Extract from the listing each line in which the word "this" appears.

***** Dataset rows

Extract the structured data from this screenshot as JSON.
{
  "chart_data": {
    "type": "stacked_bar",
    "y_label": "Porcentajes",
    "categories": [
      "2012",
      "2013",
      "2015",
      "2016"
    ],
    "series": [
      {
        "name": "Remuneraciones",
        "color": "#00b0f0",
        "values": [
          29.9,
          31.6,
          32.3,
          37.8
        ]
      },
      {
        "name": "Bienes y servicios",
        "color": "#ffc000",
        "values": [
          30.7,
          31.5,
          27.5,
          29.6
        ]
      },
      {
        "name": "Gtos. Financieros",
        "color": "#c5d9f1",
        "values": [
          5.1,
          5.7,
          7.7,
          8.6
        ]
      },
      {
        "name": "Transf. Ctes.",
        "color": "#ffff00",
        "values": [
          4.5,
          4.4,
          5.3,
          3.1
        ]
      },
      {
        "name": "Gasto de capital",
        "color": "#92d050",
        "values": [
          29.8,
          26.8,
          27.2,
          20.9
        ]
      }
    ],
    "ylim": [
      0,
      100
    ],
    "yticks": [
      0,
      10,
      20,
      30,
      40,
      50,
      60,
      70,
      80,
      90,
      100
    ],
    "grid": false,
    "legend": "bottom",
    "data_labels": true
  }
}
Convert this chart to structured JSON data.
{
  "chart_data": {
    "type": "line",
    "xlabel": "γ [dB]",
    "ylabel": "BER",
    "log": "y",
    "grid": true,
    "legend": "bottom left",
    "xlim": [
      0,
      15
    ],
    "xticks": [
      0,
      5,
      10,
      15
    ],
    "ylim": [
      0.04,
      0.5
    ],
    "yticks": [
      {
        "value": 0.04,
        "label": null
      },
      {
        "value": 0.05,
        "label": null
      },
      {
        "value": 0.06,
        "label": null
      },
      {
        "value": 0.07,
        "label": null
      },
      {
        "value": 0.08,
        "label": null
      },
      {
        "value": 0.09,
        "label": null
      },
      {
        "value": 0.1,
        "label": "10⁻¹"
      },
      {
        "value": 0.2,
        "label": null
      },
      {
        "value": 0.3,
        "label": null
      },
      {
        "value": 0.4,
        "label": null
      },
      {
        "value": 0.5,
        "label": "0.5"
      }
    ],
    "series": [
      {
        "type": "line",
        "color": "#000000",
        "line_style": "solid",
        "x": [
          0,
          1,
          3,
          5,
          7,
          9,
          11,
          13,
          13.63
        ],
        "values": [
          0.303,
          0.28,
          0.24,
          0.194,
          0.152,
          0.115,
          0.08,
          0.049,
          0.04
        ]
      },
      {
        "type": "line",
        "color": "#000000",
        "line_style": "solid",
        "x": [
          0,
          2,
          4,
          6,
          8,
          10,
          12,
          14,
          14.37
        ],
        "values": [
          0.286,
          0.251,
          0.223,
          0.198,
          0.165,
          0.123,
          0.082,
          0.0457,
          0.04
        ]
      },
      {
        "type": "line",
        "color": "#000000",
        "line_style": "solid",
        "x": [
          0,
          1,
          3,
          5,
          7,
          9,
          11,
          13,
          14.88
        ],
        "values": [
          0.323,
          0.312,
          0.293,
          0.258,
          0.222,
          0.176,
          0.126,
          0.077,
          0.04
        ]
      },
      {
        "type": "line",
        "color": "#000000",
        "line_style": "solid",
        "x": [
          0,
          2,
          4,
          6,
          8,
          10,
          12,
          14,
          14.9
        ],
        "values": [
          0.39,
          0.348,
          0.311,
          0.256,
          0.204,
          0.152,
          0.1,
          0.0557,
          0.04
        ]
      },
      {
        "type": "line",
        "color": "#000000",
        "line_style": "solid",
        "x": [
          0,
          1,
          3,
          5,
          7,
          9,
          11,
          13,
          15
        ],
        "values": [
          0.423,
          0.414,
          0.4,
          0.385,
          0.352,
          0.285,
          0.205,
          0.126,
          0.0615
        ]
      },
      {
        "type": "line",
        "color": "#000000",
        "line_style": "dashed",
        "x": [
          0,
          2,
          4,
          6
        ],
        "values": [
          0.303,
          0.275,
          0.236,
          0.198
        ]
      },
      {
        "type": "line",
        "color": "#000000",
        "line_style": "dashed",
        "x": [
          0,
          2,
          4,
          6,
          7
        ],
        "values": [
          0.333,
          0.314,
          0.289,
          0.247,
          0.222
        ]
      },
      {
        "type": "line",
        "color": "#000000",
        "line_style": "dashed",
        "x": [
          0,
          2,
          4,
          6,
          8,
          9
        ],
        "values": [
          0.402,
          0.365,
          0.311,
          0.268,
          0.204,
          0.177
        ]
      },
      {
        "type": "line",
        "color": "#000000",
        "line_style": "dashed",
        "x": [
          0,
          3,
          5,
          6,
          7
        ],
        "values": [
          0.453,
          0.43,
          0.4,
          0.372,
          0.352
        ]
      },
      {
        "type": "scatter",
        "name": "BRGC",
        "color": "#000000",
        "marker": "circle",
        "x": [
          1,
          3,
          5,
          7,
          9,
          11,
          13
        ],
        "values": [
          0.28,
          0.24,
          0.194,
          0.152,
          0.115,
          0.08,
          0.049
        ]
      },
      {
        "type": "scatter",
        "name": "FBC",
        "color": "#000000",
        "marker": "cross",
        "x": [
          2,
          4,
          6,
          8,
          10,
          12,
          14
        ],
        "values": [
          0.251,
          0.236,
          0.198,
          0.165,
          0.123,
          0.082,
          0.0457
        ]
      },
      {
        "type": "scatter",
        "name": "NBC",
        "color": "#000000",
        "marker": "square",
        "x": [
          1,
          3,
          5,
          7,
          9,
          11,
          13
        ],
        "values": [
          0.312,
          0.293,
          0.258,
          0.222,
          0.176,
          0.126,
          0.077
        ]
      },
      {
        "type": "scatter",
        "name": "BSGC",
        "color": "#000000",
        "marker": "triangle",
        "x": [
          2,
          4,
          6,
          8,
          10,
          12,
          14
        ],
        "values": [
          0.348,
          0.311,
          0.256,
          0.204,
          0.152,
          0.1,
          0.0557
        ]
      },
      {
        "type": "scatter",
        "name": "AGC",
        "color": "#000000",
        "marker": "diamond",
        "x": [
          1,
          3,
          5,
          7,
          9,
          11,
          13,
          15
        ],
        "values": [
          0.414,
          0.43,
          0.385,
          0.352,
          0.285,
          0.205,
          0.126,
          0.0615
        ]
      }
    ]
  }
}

**********

Solution to the exercise =>
Extract the structured data from this screenshot as JSON.
Convert this chart to structured JSON data.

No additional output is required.